### [Structured figure records]

▼

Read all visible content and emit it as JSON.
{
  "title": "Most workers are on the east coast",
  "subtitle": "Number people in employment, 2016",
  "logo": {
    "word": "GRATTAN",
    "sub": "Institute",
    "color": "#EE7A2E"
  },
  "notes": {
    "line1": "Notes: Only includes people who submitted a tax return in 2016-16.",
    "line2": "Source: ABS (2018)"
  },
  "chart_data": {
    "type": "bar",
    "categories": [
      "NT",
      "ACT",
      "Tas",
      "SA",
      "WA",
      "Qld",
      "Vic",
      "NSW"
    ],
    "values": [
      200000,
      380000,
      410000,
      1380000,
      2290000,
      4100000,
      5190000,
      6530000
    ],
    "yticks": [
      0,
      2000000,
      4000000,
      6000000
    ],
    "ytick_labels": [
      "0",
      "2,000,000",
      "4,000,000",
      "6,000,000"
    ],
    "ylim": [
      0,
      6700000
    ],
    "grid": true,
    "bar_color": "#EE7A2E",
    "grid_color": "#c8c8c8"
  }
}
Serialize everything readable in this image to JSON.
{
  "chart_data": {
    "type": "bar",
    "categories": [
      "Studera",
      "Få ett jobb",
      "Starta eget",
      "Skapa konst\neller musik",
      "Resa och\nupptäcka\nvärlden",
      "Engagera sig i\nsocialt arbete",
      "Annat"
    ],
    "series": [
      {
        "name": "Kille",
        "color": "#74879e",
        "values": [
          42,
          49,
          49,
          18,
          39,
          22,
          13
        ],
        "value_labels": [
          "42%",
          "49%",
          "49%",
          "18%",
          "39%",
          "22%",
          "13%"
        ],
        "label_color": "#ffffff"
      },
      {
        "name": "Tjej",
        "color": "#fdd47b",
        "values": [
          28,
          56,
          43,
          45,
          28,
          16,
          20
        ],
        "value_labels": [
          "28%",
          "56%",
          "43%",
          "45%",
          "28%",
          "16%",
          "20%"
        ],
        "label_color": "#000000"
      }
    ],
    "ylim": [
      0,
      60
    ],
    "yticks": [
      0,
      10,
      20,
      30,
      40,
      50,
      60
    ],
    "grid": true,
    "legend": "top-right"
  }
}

▲

### [What to do]
Copy every line of the material, please, keeping it exactly the same.

### [Full answer]
Read all visible content and emit it as JSON.
{
  "title": "Most workers are on the east coast",
  "subtitle": "Number people in employment, 2016",
  "logo": {
    "word": "GRATTAN",
    "sub": "Institute",
    "color": "#EE7A2E"
  },
  "notes": {
    "line1": "Notes: Only includes people who submitted a tax return in 2016-16.",
    "line2": "Source: ABS (2018)"
  },
  "chart_data": {
    "type": "bar",
    "categories": [
      "NT",
      "ACT",
      "Tas",
      "SA",
      "WA",
      "Qld",
      "Vic",
      "NSW"
    ],
    "values": [
      200000,
      380000,
      410000,
      1380000,
      2290000,
      4100000,
      5190000,
      6530000
    ],
    "yticks": [
      0,
      2000000,
      4000000,
      6000000
    ],
    "ytick_labels": [
      "0",
      "2,000,000",
      "4,000,000",
      "6,000,000"
    ],
    "ylim": [
      0,
      6700000
    ],
    "grid": true,
    "bar_color": "#EE7A2E",
    "grid_color": "#c8c8c8"
  }
}
Serialize everything readable in this image to JSON.
{
  "chart_data": {
    "type": "bar",
    "categories": [
      "Studera",
      "Få ett jobb",
      "Starta eget",
      "Skapa konst\neller musik",
      "Resa och\nupptäcka\nvärlden",
      "Engagera sig i\nsocialt arbete",
      "Annat"
    ],
    "series": [
      {
        "name": "Kille",
        "color": "#74879e",
        "values": [
          42,
          49,
          49,
          18,
          39,
          22,
          13
        ],
        "value_labels": [
          "42%",
          "49%",
          "49%",
          "18%",
          "39%",
          "22%",
          "13%"
        ],
        "label_color": "#ffffff"
      },
      {
        "name": "Tjej",
        "color": "#fdd47b",
        "values": [
          28,
          56,
          43,
          45,
          28,
          16,
          20
        ],
        "value_labels": [
          "28%",
          "56%",
          "43%",
          "45%",
          "28%",
          "16%",
          "20%"
        ],
        "label_color": "#000000"
      }
    ],
    "ylim": [
      0,
      60
    ],
    "yticks": [
      0,
      10,
      20,
      30,
      40,
      50,
      60
    ],
    "grid": true,
    "legend": "top-right"
  }
}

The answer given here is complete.